EXERCISE TASK 1: Reproduce the entries without changes, starting at their first line and ending with the line that contains "image-convert-icon: ▦ [1372,374,1400,407]", inclusive.

SUHAIL ABBAS KHAN VS PUNJAB PROVINCE
1996 P T D (Trib.) 1078
[Income-tax Settlement Commission]
Before Muhammad Mushtaq and Mrs. Safia Ch., Members
No.9442/Application/ITSC/lhr, decided on 09/06/1996.
(a) Income Tax Ordinance (XXXI of 1979)---
----S. 138D(i)---Application for settlement---Maintainability---Condition precedent application for settlement in cases where there is no undisclosed income lies with the Income Tax Settlement Commission before completion of assessment.
(b) Income Tax Ordinance (XXXI of 1979)---
-----Preamble & S. 138B(i)---Income-tax Settlement Commission---History and object of creation---Income-tax Settlement Commission cannot interfere in the assessment proceedings which have not given rise to any dispute between the assessee and the Income-tax Department so far.

EXERCISE TASK 2: Using the tax case summary, say whether each statement agrees with it: (a) The case was decided on 09/06/1996. (b) The case was heard before a single member. (c) The Income-tax Settlement Commission may interfere in assessment proceedings that have not yet given rise to a dispute between the assessee and the Income-tax Department. Support each answer with a quote.

DATA LISTING:
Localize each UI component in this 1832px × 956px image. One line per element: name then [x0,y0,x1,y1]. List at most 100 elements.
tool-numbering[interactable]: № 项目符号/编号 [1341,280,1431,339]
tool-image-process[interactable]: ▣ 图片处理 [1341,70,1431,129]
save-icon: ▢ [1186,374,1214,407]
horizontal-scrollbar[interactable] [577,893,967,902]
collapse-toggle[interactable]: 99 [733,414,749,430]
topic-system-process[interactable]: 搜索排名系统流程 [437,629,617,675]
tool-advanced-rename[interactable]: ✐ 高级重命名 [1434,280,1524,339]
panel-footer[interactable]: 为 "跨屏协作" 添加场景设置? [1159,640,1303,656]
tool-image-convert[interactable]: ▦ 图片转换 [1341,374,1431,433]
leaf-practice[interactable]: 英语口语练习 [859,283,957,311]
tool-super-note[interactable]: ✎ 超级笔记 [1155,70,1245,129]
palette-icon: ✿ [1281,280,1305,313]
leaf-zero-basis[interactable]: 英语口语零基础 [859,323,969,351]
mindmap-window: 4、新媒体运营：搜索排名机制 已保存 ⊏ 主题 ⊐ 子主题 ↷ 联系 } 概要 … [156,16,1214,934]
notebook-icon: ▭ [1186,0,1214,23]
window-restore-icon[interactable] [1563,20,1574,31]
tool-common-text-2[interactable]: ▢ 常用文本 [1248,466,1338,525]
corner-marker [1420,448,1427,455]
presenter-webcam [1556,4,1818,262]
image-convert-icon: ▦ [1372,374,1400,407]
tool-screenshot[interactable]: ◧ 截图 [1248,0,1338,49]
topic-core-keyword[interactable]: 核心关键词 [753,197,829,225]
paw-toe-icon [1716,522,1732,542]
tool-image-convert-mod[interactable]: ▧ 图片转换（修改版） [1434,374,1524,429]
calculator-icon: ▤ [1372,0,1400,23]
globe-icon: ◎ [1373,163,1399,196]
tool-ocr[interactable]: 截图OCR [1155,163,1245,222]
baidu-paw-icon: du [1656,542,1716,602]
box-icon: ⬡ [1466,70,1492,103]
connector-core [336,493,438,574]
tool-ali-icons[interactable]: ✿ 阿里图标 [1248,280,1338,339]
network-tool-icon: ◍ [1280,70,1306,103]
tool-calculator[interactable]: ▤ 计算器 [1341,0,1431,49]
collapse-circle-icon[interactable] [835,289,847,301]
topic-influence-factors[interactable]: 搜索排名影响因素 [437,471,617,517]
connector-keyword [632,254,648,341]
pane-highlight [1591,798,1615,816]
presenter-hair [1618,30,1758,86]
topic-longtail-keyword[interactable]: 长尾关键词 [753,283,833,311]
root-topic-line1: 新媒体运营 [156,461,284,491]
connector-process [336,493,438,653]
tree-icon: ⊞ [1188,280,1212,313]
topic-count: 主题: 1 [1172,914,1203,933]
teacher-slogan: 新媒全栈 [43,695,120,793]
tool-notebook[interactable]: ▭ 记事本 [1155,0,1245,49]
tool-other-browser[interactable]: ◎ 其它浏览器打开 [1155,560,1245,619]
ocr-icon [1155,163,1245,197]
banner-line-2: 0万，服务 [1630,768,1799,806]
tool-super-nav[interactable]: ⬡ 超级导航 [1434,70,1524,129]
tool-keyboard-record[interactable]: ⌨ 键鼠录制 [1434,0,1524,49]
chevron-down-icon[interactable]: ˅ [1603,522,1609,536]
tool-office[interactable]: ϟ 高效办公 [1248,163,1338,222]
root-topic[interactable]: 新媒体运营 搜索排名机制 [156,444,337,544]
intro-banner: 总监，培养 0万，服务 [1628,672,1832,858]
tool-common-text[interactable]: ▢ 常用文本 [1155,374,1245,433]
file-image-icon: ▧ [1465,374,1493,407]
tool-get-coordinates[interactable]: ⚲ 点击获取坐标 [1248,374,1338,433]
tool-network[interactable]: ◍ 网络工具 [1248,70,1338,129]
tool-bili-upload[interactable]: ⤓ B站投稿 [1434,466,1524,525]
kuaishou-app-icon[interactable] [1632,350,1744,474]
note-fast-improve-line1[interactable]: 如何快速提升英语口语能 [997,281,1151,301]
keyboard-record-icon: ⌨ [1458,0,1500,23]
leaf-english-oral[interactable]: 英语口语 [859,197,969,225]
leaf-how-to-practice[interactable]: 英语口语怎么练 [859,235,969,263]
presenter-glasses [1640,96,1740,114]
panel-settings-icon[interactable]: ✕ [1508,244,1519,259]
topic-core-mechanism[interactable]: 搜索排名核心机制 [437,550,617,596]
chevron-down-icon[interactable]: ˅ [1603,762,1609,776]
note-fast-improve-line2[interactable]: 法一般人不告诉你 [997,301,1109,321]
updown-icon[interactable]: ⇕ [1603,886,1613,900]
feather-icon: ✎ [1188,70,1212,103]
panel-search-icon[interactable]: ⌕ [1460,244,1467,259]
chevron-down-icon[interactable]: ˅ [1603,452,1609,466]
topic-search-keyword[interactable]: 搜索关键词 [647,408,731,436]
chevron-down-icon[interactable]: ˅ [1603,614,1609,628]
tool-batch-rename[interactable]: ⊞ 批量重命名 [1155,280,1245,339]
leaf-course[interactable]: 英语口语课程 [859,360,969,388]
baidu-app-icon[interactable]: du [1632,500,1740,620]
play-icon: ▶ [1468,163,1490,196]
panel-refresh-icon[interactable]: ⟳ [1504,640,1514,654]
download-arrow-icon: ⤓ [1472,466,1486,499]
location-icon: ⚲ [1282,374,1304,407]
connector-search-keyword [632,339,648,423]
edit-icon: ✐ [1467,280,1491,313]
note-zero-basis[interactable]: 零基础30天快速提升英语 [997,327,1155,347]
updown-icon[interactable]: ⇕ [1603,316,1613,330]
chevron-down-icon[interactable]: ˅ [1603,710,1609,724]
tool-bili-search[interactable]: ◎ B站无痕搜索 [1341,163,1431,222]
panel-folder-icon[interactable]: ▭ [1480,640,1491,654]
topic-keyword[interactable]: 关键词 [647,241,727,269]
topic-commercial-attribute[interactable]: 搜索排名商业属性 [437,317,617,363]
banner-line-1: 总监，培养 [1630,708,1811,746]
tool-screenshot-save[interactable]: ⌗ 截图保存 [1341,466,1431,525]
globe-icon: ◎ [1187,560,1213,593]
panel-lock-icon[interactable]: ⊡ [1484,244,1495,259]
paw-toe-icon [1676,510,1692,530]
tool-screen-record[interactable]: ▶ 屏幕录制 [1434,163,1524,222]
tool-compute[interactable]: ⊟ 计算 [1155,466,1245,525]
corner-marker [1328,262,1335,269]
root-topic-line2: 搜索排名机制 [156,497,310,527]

EXERCISE RESULT 1:
Localize each UI component in this 1832px × 956px image. One line per element: name then [x0,y0,x1,y1]. List at most 100 elements.
tool-numbering[interactable]: № 项目符号/编号 [1341,280,1431,339]
tool-image-process[interactable]: ▣ 图片处理 [1341,70,1431,129]
save-icon: ▢ [1186,374,1214,407]
horizontal-scrollbar[interactable] [577,893,967,902]
collapse-toggle[interactable]: 99 [733,414,749,430]
topic-system-process[interactable]: 搜索排名系统流程 [437,629,617,675]
tool-advanced-rename[interactable]: ✐ 高级重命名 [1434,280,1524,339]
panel-footer[interactable]: 为 "跨屏协作" 添加场景设置? [1159,640,1303,656]
tool-image-convert[interactable]: ▦ 图片转换 [1341,374,1431,433]
leaf-practice[interactable]: 英语口语练习 [859,283,957,311]
tool-super-note[interactable]: ✎ 超级笔记 [1155,70,1245,129]
palette-icon: ✿ [1281,280,1305,313]
leaf-zero-basis[interactable]: 英语口语零基础 [859,323,969,351]
mindmap-window: 4、新媒体运营：搜索排名机制 已保存 ⊏ 主题 ⊐ 子主题 ↷ 联系 } 概要 … [156,16,1214,934]
notebook-icon: ▭ [1186,0,1214,23]
window-restore-icon[interactable] [1563,20,1574,31]
tool-common-text-2[interactable]: ▢ 常用文本 [1248,466,1338,525]
corner-marker [1420,448,1427,455]
presenter-webcam [1556,4,1818,262]
image-convert-icon: ▦ [1372,374,1400,407]

EXERCISE RESULT 2:
(a) Yes: "decided on 09/06/1996."
(b) No: "Before Muhammad Mushtaq and Mrs. Safia Ch., Members"
(c) No: "Income-tax Settlement Commission cannot interfere in the assessment proceedings which have not given rise to any dispute between the assessee and the Income-tax Department so far."